_Material for the task_.

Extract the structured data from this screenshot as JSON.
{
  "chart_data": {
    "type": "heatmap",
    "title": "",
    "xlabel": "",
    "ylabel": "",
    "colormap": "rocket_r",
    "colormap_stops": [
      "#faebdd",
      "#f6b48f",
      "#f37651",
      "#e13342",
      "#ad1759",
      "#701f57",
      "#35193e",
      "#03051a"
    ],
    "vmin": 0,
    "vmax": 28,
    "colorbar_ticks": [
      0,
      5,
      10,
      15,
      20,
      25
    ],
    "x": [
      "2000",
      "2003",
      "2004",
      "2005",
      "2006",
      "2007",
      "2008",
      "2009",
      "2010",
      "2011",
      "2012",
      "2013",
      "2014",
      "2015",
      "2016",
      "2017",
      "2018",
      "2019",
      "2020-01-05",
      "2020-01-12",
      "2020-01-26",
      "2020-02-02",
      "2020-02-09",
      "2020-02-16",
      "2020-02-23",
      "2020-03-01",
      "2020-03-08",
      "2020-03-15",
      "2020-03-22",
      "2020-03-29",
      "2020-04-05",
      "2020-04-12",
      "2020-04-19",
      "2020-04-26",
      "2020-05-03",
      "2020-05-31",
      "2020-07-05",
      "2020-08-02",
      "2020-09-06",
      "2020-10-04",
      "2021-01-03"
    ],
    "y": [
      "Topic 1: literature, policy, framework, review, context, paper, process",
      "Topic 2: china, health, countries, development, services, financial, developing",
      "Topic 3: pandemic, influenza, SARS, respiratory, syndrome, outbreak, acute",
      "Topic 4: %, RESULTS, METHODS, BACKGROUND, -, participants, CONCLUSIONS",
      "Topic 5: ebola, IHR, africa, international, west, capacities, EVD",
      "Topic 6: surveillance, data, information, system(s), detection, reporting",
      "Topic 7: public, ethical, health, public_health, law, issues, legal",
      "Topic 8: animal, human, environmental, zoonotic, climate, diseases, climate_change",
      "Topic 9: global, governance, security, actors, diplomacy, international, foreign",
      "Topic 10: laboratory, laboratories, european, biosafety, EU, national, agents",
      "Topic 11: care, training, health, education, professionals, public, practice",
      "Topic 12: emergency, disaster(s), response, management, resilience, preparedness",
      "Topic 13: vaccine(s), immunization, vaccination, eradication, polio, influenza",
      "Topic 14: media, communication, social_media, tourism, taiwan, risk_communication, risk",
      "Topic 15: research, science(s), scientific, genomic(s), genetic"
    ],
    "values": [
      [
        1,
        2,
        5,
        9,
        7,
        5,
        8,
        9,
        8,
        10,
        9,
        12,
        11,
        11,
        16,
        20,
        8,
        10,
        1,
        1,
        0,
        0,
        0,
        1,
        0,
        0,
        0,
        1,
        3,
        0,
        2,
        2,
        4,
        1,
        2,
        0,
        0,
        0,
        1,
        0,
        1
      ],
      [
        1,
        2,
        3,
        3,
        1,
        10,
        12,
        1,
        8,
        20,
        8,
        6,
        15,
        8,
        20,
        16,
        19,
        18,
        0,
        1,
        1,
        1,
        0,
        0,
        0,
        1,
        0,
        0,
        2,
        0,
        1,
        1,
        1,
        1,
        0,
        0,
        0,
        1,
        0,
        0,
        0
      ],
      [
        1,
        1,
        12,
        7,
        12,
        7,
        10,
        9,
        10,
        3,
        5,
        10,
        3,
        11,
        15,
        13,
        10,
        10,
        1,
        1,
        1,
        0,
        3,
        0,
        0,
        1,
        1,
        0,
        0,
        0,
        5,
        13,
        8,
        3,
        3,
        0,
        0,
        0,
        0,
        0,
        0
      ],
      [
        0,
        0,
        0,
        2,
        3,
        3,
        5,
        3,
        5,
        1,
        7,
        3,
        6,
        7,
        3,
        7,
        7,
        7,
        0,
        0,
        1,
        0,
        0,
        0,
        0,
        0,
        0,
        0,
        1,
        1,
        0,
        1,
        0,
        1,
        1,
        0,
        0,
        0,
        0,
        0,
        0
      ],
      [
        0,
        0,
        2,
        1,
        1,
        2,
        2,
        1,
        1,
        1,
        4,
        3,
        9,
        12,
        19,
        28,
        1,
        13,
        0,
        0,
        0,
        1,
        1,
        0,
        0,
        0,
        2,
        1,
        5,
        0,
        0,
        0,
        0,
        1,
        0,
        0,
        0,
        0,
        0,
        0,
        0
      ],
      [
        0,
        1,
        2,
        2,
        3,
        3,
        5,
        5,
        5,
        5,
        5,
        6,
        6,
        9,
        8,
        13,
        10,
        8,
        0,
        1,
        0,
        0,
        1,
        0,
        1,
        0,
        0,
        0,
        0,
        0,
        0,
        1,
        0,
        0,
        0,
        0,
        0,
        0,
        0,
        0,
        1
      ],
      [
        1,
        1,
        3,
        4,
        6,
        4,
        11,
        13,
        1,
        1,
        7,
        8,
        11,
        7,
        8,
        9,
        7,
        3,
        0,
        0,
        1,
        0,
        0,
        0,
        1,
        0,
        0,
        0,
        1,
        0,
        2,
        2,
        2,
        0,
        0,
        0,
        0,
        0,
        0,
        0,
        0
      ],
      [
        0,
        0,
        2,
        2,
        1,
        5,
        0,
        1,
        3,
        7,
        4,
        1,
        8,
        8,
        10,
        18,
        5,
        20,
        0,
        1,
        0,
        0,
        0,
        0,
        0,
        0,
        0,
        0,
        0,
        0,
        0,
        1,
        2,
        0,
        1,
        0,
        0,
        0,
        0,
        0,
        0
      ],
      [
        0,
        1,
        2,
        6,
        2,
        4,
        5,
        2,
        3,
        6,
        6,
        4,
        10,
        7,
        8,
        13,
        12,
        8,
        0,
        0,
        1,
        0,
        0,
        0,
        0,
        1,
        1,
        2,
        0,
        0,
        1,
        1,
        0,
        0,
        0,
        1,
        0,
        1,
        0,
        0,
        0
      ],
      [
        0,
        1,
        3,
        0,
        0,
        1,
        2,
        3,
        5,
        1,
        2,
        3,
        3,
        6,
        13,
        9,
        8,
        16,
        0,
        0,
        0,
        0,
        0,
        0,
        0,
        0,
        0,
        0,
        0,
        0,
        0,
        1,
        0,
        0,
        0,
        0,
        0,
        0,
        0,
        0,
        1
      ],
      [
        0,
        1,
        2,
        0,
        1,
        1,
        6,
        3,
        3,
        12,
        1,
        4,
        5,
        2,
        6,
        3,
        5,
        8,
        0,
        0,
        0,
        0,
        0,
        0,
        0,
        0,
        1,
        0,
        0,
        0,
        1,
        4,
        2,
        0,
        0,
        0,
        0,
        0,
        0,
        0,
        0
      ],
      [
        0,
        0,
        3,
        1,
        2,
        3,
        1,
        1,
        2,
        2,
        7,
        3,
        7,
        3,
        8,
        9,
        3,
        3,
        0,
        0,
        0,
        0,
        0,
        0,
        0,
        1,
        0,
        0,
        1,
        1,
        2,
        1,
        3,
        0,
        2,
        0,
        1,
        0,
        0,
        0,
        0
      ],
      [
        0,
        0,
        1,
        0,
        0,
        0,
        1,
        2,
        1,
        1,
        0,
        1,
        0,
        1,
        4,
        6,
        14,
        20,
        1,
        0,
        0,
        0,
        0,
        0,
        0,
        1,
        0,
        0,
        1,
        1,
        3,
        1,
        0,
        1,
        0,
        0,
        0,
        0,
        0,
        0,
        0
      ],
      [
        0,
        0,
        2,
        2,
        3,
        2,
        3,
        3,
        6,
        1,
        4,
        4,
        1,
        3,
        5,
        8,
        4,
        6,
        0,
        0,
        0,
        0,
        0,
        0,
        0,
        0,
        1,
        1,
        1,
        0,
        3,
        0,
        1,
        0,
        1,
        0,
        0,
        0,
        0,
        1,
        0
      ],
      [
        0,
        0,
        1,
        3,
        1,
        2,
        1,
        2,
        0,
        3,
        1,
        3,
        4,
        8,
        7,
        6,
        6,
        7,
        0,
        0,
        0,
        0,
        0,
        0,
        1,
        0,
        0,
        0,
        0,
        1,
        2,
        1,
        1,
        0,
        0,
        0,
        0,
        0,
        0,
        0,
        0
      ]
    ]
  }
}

_Task to complete_.
Count every line of the records that includes "health", and give that number with no other words.

_Exercise response_.
3